WORK INSTRUCTIONS:
Output all of the entries exactly as written.

[Collected data entries]
○ ○ ○ ○

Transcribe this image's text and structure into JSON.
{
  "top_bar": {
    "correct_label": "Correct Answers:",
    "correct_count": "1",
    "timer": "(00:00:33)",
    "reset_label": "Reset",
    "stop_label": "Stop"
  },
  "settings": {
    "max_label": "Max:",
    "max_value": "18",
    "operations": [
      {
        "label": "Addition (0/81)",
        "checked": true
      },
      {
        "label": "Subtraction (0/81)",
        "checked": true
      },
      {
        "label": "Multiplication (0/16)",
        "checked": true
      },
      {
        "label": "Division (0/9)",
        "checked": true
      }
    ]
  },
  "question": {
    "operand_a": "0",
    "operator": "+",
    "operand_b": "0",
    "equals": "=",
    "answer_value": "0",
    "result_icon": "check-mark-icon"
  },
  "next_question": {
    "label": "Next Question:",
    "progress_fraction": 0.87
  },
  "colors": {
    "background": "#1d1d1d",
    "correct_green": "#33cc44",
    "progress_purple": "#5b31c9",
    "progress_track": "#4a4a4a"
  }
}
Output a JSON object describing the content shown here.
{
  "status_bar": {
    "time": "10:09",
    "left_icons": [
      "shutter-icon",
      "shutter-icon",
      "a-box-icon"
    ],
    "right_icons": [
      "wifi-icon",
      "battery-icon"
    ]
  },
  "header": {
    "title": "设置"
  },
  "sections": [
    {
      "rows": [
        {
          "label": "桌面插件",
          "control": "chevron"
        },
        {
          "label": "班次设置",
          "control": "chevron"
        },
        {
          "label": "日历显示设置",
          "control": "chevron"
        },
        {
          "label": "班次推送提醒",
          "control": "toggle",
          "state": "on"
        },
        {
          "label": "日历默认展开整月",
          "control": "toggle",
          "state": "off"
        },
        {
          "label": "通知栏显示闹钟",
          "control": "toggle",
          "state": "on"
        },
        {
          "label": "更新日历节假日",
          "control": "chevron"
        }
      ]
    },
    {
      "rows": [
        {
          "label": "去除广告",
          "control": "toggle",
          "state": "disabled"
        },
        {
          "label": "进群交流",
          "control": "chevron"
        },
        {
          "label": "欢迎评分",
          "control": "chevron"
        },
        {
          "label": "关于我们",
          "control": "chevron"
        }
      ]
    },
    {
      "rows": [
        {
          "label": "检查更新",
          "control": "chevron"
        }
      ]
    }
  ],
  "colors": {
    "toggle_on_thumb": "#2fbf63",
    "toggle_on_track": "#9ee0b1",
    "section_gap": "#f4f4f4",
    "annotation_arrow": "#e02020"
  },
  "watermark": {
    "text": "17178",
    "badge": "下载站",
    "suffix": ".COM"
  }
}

○ ○ ○ ○

RESPONSE FOR THIS EXERCISE:
Transcribe this image's text and structure into JSON.
{
  "top_bar": {
    "correct_label": "Correct Answers:",
    "correct_count": "1",
    "timer": "(00:00:33)",
    "reset_label": "Reset",
    "stop_label": "Stop"
  },
  "settings": {
    "max_label": "Max:",
    "max_value": "18",
    "operations": [
      {
        "label": "Addition (0/81)",
        "checked": true
      },
      {
        "label": "Subtraction (0/81)",
        "checked": true
      },
      {
        "label": "Multiplication (0/16)",
        "checked": true
      },
      {
        "label": "Division (0/9)",
        "checked": true
      }
    ]
  },
  "question": {
    "operand_a": "0",
    "operator": "+",
    "operand_b": "0",
    "equals": "=",
    "answer_value": "0",
    "result_icon": "check-mark-icon"
  },
  "next_question": {
    "label": "Next Question:",
    "progress_fraction": 0.87
  },
  "colors": {
    "background": "#1d1d1d",
    "correct_green": "#33cc44",
    "progress_purple": "#5b31c9",
    "progress_track": "#4a4a4a"
  }
}
Output a JSON object describing the content shown here.
{
  "status_bar": {
    "time": "10:09",
    "left_icons": [
      "shutter-icon",
      "shutter-icon",
      "a-box-icon"
    ],
    "right_icons": [
      "wifi-icon",
      "battery-icon"
    ]
  },
  "header": {
    "title": "设置"
  },
  "sections": [
    {
      "rows": [
        {
          "label": "桌面插件",
          "control": "chevron"
        },
        {
          "label": "班次设置",
          "control": "chevron"
        },
        {
          "label": "日历显示设置",
          "control": "chevron"
        },
        {
          "label": "班次推送提醒",
          "control": "toggle",
          "state": "on"
        },
        {
          "label": "日历默认展开整月",
          "control": "toggle",
          "state": "off"
        },
        {
          "label": "通知栏显示闹钟",
          "control": "toggle",
          "state": "on"
        },
        {
          "label": "更新日历节假日",
          "control": "chevron"
        }
      ]
    },
    {
      "rows": [
        {
          "label": "去除广告",
          "control": "toggle",
          "state": "disabled"
        },
        {
          "label": "进群交流",
          "control": "chevron"
        },
        {
          "label": "欢迎评分",
          "control": "chevron"
        },
        {
          "label": "关于我们",
          "control": "chevron"
        }
      ]
    },
    {
      "rows": [
        {
          "label": "检查更新",
          "control": "chevron"
        }
      ]
    }
  ],
  "colors": {
    "toggle_on_thumb": "#2fbf63",
    "toggle_on_track": "#9ee0b1",
    "section_gap": "#f4f4f4",
    "annotation_arrow": "#e02020"
  },
  "watermark": {
    "text": "17178",
    "badge": "下载站",
    "suffix": ".COM"
  }
}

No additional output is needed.